■ **Written exercise**
Can you print the data exactly and leave out each image?

■ **Given information**
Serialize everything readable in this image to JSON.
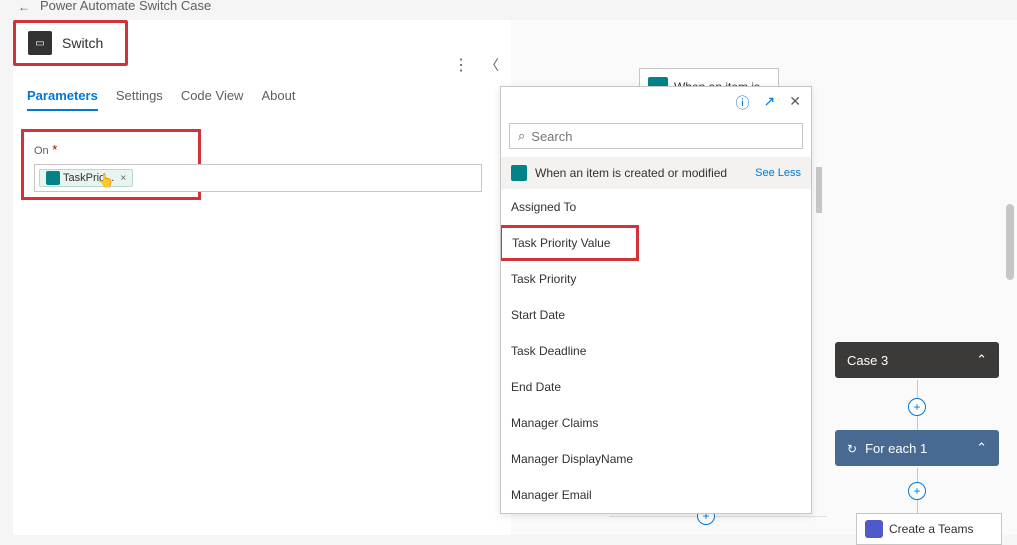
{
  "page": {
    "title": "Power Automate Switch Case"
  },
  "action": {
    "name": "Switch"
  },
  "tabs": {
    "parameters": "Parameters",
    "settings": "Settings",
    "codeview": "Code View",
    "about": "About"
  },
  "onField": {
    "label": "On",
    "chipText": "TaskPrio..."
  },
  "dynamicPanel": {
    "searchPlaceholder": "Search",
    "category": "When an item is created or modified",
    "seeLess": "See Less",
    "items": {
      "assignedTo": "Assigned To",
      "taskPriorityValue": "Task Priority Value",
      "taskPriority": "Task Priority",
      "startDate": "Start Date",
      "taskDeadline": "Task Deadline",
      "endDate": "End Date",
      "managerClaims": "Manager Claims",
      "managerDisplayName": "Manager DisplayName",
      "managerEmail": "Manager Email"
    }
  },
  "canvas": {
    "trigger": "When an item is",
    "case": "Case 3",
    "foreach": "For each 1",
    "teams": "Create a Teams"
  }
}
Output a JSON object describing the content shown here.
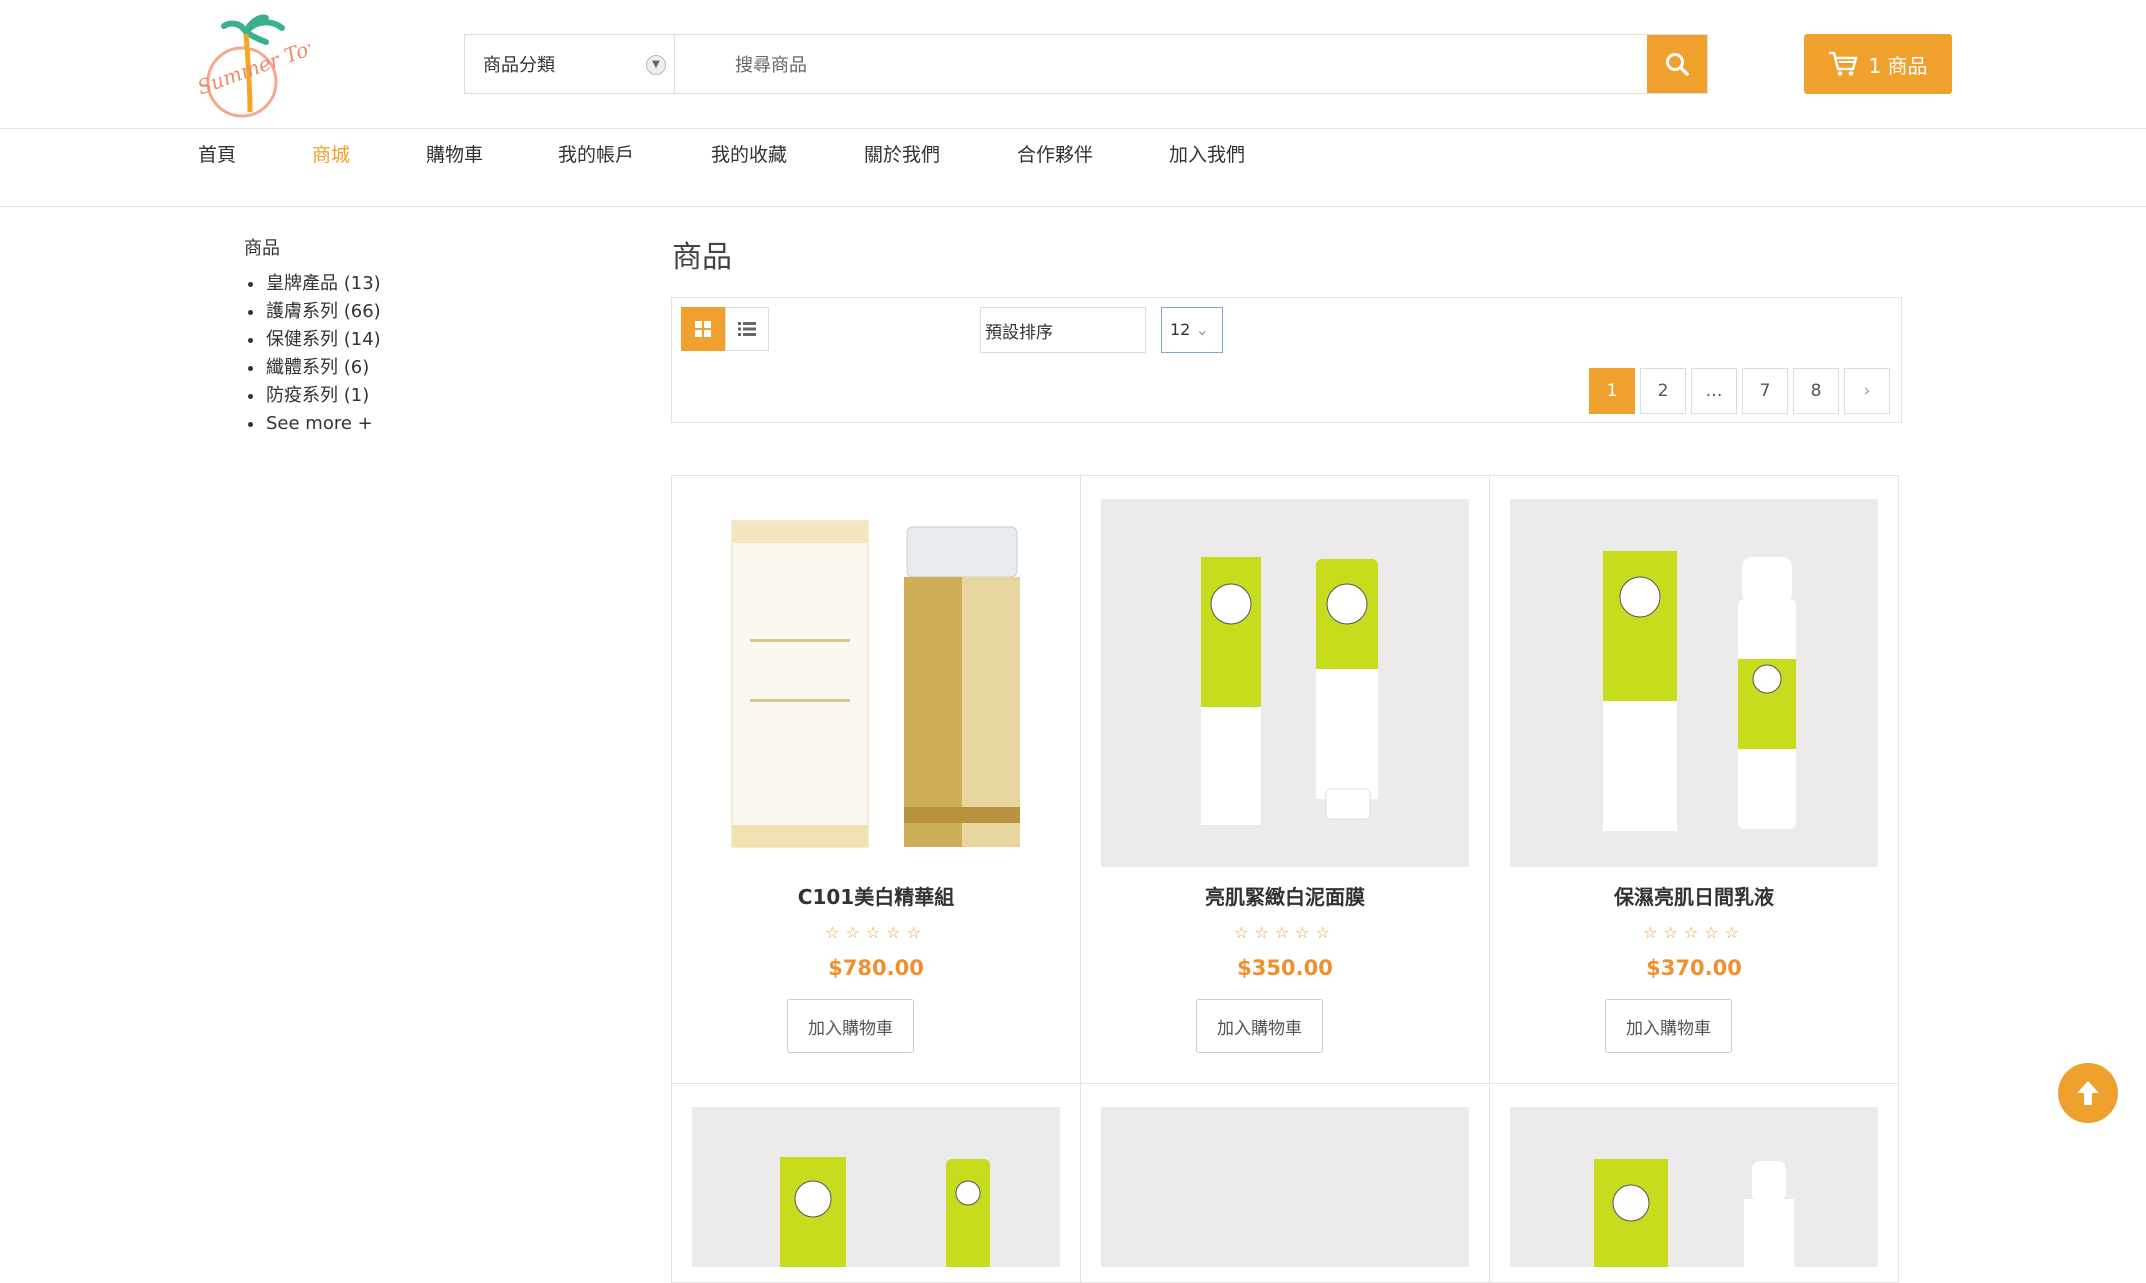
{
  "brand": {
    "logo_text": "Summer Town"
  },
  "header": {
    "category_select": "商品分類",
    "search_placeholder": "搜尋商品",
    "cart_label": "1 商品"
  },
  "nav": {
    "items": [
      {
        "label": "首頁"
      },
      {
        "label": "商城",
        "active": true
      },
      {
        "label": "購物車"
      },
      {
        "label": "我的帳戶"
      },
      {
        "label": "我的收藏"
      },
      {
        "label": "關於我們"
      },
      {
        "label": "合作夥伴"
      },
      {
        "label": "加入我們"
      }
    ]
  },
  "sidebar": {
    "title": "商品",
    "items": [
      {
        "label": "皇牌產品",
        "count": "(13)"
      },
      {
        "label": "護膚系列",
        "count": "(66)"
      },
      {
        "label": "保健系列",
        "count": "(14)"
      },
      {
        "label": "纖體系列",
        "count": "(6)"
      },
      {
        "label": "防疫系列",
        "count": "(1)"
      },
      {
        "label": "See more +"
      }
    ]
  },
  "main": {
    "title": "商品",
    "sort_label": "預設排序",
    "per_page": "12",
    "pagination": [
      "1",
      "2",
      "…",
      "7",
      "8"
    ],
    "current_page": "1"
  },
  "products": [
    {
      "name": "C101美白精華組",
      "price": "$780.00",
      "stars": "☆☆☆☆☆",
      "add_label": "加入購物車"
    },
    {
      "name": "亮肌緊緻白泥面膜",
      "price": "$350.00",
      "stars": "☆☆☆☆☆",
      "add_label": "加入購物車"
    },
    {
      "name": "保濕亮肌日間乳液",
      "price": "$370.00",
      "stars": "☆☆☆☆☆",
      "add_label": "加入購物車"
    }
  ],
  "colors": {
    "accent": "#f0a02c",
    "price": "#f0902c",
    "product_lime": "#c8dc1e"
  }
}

■ **Task response**
Serialize everything readable in this image to JSON.
{
  "page": {
    "title": "Power Automate Switch Case"
  },
  "action": {
    "name": "Switch"
  },
  "tabs": {
    "parameters": "Parameters",
    "settings": "Settings",
    "codeview": "Code View",
    "about": "About"
  },
  "onField": {
    "label": "On",
    "chipText": "TaskPrio..."
  },
  "dynamicPanel": {
    "searchPlaceholder": "Search",
    "category": "When an item is created or modified",
    "seeLess": "See Less",
    "items": {
      "assignedTo": "Assigned To",
      "taskPriorityValue": "Task Priority Value",
      "taskPriority": "Task Priority",
      "startDate": "Start Date",
      "taskDeadline": "Task Deadline",
      "endDate": "End Date",
      "managerClaims": "Manager Claims",
      "managerDisplayName": "Manager DisplayName",
      "managerEmail": "Manager Email"
    }
  },
  "canvas": {
    "trigger": "When an item is",
    "case": "Case 3",
    "foreach": "For each 1",
    "teams": "Create a Teams"
  }
}
Output a JSON object describing the content shown here.
{
  "brand": {
    "logo_text": "Summer Town"
  },
  "header": {
    "category_select": "商品分類",
    "search_placeholder": "搜尋商品",
    "cart_label": "1 商品"
  },
  "nav": {
    "items": [
      {
        "label": "首頁"
      },
      {
        "label": "商城",
        "active": true
      },
      {
        "label": "購物車"
      },
      {
        "label": "我的帳戶"
      },
      {
        "label": "我的收藏"
      },
      {
        "label": "關於我們"
      },
      {
        "label": "合作夥伴"
      },
      {
        "label": "加入我們"
      }
    ]
  },
  "sidebar": {
    "title": "商品",
    "items": [
      {
        "label": "皇牌產品",
        "count": "(13)"
      },
      {
        "label": "護膚系列",
        "count": "(66)"
      },
      {
        "label": "保健系列",
        "count": "(14)"
      },
      {
        "label": "纖體系列",
        "count": "(6)"
      },
      {
        "label": "防疫系列",
        "count": "(1)"
      },
      {
        "label": "See more +"
      }
    ]
  },
  "main": {
    "title": "商品",
    "sort_label": "預設排序",
    "per_page": "12",
    "pagination": [
      "1",
      "2",
      "…",
      "7",
      "8"
    ],
    "current_page": "1"
  },
  "products": [
    {
      "name": "C101美白精華組",
      "price": "$780.00",
      "stars": "☆☆☆☆☆",
      "add_label": "加入購物車"
    },
    {
      "name": "亮肌緊緻白泥面膜",
      "price": "$350.00",
      "stars": "☆☆☆☆☆",
      "add_label": "加入購物車"
    },
    {
      "name": "保濕亮肌日間乳液",
      "price": "$370.00",
      "stars": "☆☆☆☆☆",
      "add_label": "加入購物車"
    }
  ],
  "colors": {
    "accent": "#f0a02c",
    "price": "#f0902c",
    "product_lime": "#c8dc1e"
  }
}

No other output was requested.